* Aim: Each line of the material must be returned exactly.

* Data listing:
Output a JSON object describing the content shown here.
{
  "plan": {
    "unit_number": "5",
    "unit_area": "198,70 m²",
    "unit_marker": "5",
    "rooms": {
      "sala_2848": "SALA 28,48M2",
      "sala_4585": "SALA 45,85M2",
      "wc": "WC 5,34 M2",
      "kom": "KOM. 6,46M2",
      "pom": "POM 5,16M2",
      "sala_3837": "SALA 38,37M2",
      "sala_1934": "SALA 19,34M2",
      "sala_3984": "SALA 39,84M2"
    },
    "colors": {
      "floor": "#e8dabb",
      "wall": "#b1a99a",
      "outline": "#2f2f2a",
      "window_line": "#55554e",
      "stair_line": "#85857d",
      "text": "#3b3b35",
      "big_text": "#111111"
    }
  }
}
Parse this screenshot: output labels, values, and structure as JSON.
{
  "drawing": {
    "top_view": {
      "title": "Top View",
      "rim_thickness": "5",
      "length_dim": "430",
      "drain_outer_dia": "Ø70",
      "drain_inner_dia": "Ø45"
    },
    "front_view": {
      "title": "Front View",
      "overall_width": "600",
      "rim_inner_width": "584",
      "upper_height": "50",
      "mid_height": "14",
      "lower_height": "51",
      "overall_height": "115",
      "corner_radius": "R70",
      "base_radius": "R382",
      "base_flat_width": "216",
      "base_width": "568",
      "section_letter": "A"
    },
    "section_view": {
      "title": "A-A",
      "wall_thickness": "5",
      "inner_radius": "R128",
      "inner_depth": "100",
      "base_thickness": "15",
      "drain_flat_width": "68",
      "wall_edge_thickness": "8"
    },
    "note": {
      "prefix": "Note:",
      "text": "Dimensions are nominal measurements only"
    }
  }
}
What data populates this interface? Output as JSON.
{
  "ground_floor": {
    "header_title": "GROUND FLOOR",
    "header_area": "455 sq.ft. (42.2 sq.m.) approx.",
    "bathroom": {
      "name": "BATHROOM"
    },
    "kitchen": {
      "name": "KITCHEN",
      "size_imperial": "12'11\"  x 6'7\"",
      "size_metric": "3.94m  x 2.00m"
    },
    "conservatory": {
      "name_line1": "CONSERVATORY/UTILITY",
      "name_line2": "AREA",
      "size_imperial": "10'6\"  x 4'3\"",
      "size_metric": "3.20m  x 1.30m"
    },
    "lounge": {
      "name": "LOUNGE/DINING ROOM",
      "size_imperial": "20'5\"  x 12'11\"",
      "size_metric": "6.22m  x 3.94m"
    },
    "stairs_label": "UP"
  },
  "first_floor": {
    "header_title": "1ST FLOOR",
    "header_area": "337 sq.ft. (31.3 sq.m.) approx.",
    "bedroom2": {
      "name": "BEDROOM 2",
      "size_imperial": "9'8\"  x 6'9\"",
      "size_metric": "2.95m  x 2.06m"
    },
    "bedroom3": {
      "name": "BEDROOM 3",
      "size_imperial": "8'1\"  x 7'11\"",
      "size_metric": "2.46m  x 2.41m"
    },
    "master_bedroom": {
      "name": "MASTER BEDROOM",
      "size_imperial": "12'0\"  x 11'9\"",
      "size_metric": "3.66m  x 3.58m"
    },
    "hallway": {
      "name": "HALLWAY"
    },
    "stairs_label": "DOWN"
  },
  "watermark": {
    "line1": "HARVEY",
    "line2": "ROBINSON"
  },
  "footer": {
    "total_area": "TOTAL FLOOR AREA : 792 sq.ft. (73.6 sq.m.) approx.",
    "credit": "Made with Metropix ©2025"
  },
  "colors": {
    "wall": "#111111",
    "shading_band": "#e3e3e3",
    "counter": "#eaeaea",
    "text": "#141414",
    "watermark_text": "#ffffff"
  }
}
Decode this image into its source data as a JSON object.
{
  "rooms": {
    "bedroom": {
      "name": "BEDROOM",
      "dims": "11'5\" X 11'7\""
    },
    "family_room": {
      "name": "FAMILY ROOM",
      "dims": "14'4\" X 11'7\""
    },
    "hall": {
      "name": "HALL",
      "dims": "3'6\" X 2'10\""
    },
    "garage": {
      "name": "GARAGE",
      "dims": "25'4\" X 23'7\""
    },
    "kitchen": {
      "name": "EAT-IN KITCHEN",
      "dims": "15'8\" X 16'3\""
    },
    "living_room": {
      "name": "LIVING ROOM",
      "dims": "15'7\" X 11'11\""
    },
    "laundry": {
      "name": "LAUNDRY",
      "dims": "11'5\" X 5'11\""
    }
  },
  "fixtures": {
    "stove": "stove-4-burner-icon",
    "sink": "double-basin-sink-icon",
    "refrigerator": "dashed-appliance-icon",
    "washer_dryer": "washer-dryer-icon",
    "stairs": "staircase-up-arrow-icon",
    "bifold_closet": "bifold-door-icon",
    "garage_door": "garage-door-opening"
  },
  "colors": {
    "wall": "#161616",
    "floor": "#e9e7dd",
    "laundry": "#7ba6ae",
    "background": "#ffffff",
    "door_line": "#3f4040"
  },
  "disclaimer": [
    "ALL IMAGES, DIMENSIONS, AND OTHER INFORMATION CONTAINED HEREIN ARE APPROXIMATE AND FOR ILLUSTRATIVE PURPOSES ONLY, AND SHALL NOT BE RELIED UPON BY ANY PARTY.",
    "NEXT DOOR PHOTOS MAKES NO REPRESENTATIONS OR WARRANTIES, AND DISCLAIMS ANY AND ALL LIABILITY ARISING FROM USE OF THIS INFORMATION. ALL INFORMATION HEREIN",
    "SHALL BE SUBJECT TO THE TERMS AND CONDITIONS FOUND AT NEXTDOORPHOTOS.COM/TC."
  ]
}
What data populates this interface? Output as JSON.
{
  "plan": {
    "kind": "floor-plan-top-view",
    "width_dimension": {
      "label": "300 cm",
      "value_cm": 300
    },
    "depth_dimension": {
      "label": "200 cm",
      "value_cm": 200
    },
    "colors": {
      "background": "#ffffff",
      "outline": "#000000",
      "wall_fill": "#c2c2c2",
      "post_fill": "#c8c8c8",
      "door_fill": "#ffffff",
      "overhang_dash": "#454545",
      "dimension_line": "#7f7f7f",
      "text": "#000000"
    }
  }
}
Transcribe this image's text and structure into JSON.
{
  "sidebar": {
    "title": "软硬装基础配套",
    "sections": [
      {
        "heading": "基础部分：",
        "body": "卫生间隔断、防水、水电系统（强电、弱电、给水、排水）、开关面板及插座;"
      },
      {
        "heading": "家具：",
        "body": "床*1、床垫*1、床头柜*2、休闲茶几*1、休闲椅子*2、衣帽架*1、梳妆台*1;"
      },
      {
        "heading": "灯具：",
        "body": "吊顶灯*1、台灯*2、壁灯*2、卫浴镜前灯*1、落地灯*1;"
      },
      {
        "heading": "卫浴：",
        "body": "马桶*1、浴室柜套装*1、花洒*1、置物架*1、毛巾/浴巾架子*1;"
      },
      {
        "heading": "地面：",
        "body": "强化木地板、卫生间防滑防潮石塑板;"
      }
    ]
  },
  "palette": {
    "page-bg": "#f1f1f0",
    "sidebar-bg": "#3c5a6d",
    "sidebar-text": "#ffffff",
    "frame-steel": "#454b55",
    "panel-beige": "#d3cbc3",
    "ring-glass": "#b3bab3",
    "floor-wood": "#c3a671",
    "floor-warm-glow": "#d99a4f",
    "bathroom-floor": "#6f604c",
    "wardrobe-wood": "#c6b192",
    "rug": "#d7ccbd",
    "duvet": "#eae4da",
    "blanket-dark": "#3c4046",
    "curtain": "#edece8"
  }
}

* Exercise solution:
Output a JSON object describing the content shown here.
{
  "plan": {
    "unit_number": "5",
    "unit_area": "198,70 m²",
    "unit_marker": "5",
    "rooms": {
      "sala_2848": "SALA 28,48M2",
      "sala_4585": "SALA 45,85M2",
      "wc": "WC 5,34 M2",
      "kom": "KOM. 6,46M2",
      "pom": "POM 5,16M2",
      "sala_3837": "SALA 38,37M2",
      "sala_1934": "SALA 19,34M2",
      "sala_3984": "SALA 39,84M2"
    },
    "colors": {
      "floor": "#e8dabb",
      "wall": "#b1a99a",
      "outline": "#2f2f2a",
      "window_line": "#55554e",
      "stair_line": "#85857d",
      "text": "#3b3b35",
      "big_text": "#111111"
    }
  }
}
Parse this screenshot: output labels, values, and structure as JSON.
{
  "drawing": {
    "top_view": {
      "title": "Top View",
      "rim_thickness": "5",
      "length_dim": "430",
      "drain_outer_dia": "Ø70",
      "drain_inner_dia": "Ø45"
    },
    "front_view": {
      "title": "Front View",
      "overall_width": "600",
      "rim_inner_width": "584",
      "upper_height": "50",
      "mid_height": "14",
      "lower_height": "51",
      "overall_height": "115",
      "corner_radius": "R70",
      "base_radius": "R382",
      "base_flat_width": "216",
      "base_width": "568",
      "section_letter": "A"
    },
    "section_view": {
      "title": "A-A",
      "wall_thickness": "5",
      "inner_radius": "R128",
      "inner_depth": "100",
      "base_thickness": "15",
      "drain_flat_width": "68",
      "wall_edge_thickness": "8"
    },
    "note": {
      "prefix": "Note:",
      "text": "Dimensions are nominal measurements only"
    }
  }
}
What data populates this interface? Output as JSON.
{
  "ground_floor": {
    "header_title": "GROUND FLOOR",
    "header_area": "455 sq.ft. (42.2 sq.m.) approx.",
    "bathroom": {
      "name": "BATHROOM"
    },
    "kitchen": {
      "name": "KITCHEN",
      "size_imperial": "12'11\"  x 6'7\"",
      "size_metric": "3.94m  x 2.00m"
    },
    "conservatory": {
      "name_line1": "CONSERVATORY/UTILITY",
      "name_line2": "AREA",
      "size_imperial": "10'6\"  x 4'3\"",
      "size_metric": "3.20m  x 1.30m"
    },
    "lounge": {
      "name": "LOUNGE/DINING ROOM",
      "size_imperial": "20'5\"  x 12'11\"",
      "size_metric": "6.22m  x 3.94m"
    },
    "stairs_label": "UP"
  },
  "first_floor": {
    "header_title": "1ST FLOOR",
    "header_area": "337 sq.ft. (31.3 sq.m.) approx.",
    "bedroom2": {
      "name": "BEDROOM 2",
      "size_imperial": "9'8\"  x 6'9\"",
      "size_metric": "2.95m  x 2.06m"
    },
    "bedroom3": {
      "name": "BEDROOM 3",
      "size_imperial": "8'1\"  x 7'11\"",
      "size_metric": "2.46m  x 2.41m"
    },
    "master_bedroom": {
      "name": "MASTER BEDROOM",
      "size_imperial": "12'0\"  x 11'9\"",
      "size_metric": "3.66m  x 3.58m"
    },
    "hallway": {
      "name": "HALLWAY"
    },
    "stairs_label": "DOWN"
  },
  "watermark": {
    "line1": "HARVEY",
    "line2": "ROBINSON"
  },
  "footer": {
    "total_area": "TOTAL FLOOR AREA : 792 sq.ft. (73.6 sq.m.) approx.",
    "credit": "Made with Metropix ©2025"
  },
  "colors": {
    "wall": "#111111",
    "shading_band": "#e3e3e3",
    "counter": "#eaeaea",
    "text": "#141414",
    "watermark_text": "#ffffff"
  }
}
Decode this image into its source data as a JSON object.
{
  "rooms": {
    "bedroom": {
      "name": "BEDROOM",
      "dims": "11'5\" X 11'7\""
    },
    "family_room": {
      "name": "FAMILY ROOM",
      "dims": "14'4\" X 11'7\""
    },
    "hall": {
      "name": "HALL",
      "dims": "3'6\" X 2'10\""
    },
    "garage": {
      "name": "GARAGE",
      "dims": "25'4\" X 23'7\""
    },
    "kitchen": {
      "name": "EAT-IN KITCHEN",
      "dims": "15'8\" X 16'3\""
    },
    "living_room": {
      "name": "LIVING ROOM",
      "dims": "15'7\" X 11'11\""
    },
    "laundry": {
      "name": "LAUNDRY",
      "dims": "11'5\" X 5'11\""
    }
  },
  "fixtures": {
    "stove": "stove-4-burner-icon",
    "sink": "double-basin-sink-icon",
    "refrigerator": "dashed-appliance-icon",
    "washer_dryer": "washer-dryer-icon",
    "stairs": "staircase-up-arrow-icon",
    "bifold_closet": "bifold-door-icon",
    "garage_door": "garage-door-opening"
  },
  "colors": {
    "wall": "#161616",
    "floor": "#e9e7dd",
    "laundry": "#7ba6ae",
    "background": "#ffffff",
    "door_line": "#3f4040"
  },
  "disclaimer": [
    "ALL IMAGES, DIMENSIONS, AND OTHER INFORMATION CONTAINED HEREIN ARE APPROXIMATE AND FOR ILLUSTRATIVE PURPOSES ONLY, AND SHALL NOT BE RELIED UPON BY ANY PARTY.",
    "NEXT DOOR PHOTOS MAKES NO REPRESENTATIONS OR WARRANTIES, AND DISCLAIMS ANY AND ALL LIABILITY ARISING FROM USE OF THIS INFORMATION. ALL INFORMATION HEREIN",
    "SHALL BE SUBJECT TO THE TERMS AND CONDITIONS FOUND AT NEXTDOORPHOTOS.COM/TC."
  ]
}
What data populates this interface? Output as JSON.
{
  "plan": {
    "kind": "floor-plan-top-view",
    "width_dimension": {
      "label": "300 cm",
      "value_cm": 300
    },
    "depth_dimension": {
      "label": "200 cm",
      "value_cm": 200
    },
    "colors": {
      "background": "#ffffff",
      "outline": "#000000",
      "wall_fill": "#c2c2c2",
      "post_fill": "#c8c8c8",
      "door_fill": "#ffffff",
      "overhang_dash": "#454545",
      "dimension_line": "#7f7f7f",
      "text": "#000000"
    }
  }
}
Transcribe this image's text and structure into JSON.
{
  "sidebar": {
    "title": "软硬装基础配套",
    "sections": [
      {
        "heading": "基础部分：",
        "body": "卫生间隔断、防水、水电系统（强电、弱电、给水、排水）、开关面板及插座;"
      },
      {
        "heading": "家具：",
        "body": "床*1、床垫*1、床头柜*2、休闲茶几*1、休闲椅子*2、衣帽架*1、梳妆台*1;"
      },
      {
        "heading": "灯具：",
        "body": "吊顶灯*1、台灯*2、壁灯*2、卫浴镜前灯*1、落地灯*1;"
      },
      {
        "heading": "卫浴：",
        "body": "马桶*1、浴室柜套装*1、花洒*1、置物架*1、毛巾/浴巾架子*1;"
      },
      {
        "heading": "地面：",
        "body": "强化木地板、卫生间防滑防潮石塑板;"
      }
    ]
  },
  "palette": {
    "page-bg": "#f1f1f0",
    "sidebar-bg": "#3c5a6d",
    "sidebar-text": "#ffffff",
    "frame-steel": "#454b55",
    "panel-beige": "#d3cbc3",
    "ring-glass": "#b3bab3",
    "floor-wood": "#c3a671",
    "floor-warm-glow": "#d99a4f",
    "bathroom-floor": "#6f604c",
    "wardrobe-wood": "#c6b192",
    "rug": "#d7ccbd",
    "duvet": "#eae4da",
    "blanket-dark": "#3c4046",
    "curtain": "#edece8"
  }
}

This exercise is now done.